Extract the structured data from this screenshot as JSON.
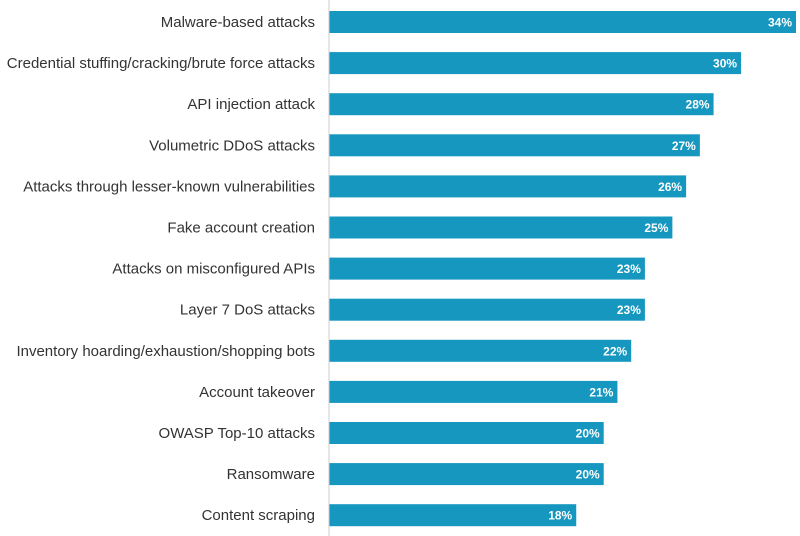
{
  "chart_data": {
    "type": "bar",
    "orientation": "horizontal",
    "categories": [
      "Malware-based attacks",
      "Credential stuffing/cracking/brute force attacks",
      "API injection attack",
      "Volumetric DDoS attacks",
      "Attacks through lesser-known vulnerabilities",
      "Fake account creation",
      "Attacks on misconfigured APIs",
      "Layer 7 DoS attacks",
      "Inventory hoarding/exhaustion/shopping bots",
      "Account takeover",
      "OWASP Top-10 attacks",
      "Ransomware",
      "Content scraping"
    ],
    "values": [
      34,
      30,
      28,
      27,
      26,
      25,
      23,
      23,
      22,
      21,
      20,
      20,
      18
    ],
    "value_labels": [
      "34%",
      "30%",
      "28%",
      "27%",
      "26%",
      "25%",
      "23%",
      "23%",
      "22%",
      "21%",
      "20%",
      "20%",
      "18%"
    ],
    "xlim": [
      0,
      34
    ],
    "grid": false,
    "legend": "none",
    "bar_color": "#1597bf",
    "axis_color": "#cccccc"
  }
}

--

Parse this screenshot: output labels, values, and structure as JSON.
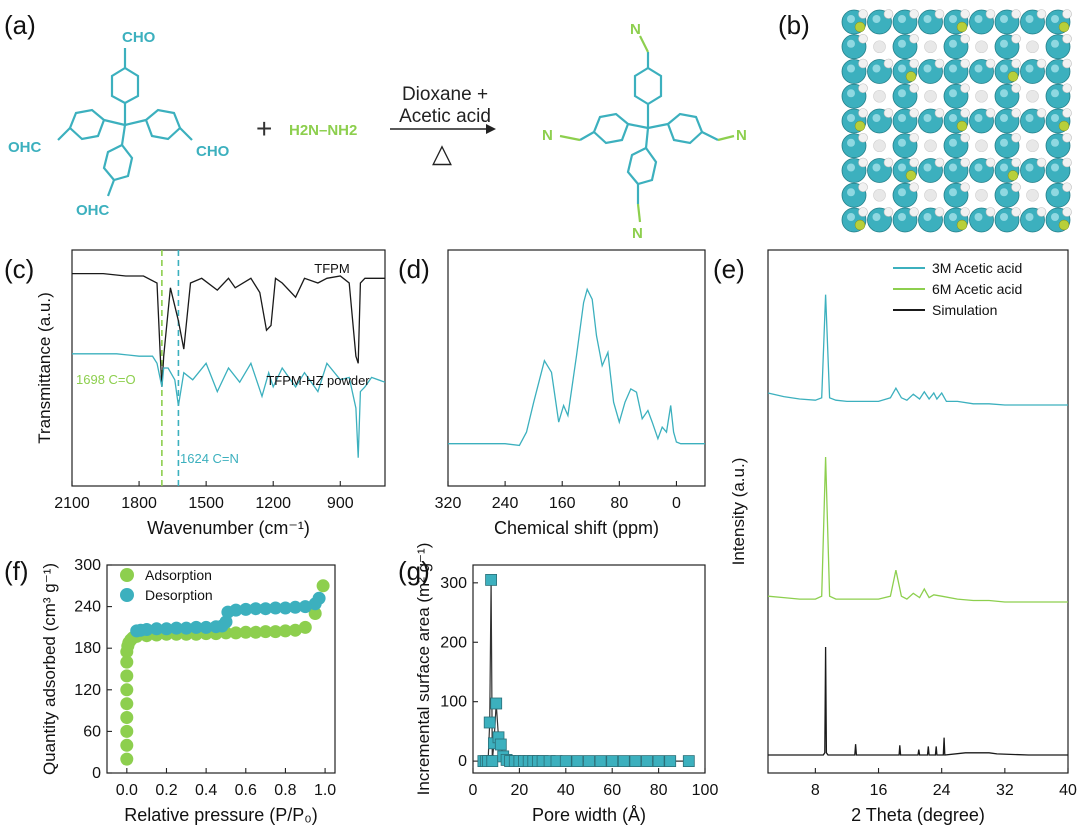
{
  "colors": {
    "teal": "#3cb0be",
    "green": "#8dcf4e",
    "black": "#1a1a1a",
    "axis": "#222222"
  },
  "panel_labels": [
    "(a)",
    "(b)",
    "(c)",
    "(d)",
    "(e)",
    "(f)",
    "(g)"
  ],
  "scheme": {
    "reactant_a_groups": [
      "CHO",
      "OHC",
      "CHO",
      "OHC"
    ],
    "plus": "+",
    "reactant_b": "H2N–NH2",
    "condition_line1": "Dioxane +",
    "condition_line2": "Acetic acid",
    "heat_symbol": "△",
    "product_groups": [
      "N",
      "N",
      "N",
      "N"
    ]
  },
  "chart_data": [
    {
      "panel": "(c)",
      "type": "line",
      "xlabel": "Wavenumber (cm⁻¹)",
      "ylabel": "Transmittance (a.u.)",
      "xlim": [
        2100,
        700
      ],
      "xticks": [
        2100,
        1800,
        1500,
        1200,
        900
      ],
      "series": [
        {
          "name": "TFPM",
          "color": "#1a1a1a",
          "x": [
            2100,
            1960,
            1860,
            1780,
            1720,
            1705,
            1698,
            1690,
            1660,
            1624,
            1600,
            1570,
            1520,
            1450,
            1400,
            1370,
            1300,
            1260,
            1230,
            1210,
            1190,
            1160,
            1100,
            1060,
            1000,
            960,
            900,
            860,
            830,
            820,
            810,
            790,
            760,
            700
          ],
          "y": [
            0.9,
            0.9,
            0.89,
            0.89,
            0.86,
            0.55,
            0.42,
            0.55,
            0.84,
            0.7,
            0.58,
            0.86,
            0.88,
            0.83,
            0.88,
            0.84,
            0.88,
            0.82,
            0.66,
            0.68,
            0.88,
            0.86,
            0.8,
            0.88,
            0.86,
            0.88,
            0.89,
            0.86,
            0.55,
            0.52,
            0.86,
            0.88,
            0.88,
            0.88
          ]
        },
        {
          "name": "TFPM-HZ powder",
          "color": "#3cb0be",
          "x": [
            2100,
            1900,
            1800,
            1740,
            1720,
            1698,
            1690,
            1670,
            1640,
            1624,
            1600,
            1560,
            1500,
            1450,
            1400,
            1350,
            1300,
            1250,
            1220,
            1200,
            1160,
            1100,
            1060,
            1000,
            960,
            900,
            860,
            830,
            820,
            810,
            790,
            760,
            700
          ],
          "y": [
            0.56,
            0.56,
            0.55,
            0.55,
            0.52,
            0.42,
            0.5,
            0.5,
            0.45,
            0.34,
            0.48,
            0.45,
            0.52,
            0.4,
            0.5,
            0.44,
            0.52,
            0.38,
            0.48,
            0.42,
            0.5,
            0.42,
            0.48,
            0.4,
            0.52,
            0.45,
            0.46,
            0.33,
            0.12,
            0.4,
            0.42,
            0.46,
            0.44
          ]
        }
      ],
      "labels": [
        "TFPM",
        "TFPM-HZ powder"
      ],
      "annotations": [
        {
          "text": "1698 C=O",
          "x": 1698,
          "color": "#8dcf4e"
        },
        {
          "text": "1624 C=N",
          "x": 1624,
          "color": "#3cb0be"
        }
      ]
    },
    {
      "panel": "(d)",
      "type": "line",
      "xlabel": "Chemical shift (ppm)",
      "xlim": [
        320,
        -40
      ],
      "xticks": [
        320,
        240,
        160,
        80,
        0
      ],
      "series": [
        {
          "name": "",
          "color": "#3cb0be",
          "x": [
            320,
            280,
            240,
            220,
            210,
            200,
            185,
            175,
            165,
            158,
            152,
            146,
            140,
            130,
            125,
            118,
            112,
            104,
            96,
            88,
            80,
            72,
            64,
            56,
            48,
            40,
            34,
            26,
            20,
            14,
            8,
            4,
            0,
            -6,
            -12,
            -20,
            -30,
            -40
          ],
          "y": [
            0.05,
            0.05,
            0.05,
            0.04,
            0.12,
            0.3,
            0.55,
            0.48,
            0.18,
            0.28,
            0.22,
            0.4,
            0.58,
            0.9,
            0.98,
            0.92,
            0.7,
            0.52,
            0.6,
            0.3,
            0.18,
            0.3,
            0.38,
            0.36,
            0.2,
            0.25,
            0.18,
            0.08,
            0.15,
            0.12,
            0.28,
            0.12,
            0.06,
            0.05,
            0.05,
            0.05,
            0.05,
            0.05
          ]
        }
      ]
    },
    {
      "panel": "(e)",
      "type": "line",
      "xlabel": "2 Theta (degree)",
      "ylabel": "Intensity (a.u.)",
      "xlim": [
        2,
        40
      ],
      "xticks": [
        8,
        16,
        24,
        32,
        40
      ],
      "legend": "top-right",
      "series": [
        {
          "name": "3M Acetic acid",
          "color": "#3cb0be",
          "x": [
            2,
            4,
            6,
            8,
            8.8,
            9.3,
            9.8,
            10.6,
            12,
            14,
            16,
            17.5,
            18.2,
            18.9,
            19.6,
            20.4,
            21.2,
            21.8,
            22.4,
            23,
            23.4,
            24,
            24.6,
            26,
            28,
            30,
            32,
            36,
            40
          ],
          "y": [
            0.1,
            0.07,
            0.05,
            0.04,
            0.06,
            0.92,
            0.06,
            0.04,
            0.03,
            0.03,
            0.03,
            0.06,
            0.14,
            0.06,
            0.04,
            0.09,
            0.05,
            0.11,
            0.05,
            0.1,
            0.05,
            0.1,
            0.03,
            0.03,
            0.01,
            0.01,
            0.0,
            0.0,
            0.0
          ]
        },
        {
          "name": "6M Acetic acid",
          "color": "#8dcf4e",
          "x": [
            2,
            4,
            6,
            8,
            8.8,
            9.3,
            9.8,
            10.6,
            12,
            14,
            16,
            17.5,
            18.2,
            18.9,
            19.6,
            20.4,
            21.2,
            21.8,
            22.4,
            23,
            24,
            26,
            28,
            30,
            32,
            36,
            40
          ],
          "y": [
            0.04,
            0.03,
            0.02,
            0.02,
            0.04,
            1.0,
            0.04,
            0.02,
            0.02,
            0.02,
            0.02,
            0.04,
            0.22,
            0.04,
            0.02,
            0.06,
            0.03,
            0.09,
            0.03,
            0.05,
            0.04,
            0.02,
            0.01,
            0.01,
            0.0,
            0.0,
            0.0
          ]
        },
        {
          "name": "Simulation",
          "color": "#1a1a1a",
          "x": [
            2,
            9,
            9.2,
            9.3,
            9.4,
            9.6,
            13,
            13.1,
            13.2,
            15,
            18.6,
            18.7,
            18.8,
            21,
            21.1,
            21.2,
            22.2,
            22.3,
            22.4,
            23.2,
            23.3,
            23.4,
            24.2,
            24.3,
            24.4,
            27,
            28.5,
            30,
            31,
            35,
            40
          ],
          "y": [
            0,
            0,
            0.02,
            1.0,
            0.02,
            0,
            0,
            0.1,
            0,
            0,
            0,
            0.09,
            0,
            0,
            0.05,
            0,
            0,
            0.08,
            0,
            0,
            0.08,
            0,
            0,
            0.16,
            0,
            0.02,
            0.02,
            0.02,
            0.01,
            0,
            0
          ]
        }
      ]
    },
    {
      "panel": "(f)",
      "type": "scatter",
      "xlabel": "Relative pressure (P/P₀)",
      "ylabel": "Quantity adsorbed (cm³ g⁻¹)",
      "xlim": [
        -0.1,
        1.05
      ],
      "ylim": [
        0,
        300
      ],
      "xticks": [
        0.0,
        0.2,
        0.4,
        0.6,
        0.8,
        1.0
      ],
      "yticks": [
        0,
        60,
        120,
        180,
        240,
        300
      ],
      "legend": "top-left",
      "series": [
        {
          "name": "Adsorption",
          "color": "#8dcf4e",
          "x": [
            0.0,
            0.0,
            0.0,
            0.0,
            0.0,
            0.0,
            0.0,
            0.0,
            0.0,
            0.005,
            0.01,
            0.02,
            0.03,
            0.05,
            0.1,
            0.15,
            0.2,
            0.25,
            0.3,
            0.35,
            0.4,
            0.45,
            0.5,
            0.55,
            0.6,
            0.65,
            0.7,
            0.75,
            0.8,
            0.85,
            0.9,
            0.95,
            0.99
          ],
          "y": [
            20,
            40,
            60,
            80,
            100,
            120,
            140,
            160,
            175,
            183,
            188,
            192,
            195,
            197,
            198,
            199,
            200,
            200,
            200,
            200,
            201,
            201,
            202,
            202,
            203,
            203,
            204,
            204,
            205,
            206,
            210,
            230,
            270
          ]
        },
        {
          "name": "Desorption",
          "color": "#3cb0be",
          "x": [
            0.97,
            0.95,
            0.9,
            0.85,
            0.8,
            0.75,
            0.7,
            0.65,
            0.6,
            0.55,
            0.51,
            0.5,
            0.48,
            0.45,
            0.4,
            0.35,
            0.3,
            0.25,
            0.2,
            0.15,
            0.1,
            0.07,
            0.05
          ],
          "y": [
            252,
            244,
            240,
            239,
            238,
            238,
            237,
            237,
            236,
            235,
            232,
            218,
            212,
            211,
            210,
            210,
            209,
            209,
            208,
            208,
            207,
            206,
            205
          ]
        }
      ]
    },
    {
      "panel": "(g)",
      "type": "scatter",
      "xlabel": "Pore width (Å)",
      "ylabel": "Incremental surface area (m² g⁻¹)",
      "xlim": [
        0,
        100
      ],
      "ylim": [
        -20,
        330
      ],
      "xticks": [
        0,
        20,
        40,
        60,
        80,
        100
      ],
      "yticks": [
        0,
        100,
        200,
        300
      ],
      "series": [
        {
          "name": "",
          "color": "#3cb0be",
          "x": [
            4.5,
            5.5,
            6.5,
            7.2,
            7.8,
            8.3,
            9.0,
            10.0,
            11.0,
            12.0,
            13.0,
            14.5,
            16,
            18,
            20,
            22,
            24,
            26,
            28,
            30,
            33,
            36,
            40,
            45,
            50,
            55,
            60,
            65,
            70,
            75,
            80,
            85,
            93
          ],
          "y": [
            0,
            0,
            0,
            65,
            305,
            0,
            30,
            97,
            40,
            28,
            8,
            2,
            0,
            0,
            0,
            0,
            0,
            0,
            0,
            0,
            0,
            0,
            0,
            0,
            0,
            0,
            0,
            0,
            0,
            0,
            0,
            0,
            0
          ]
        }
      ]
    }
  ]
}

▸ **WRITTEN EXERCISE**
Look through the records and gather every line containing "JSON".

▸ **FINAL ANSWER**
Extract the structured data from this screenshot as JSON.
Parse this screenshot: output labels, values, and structure as JSON.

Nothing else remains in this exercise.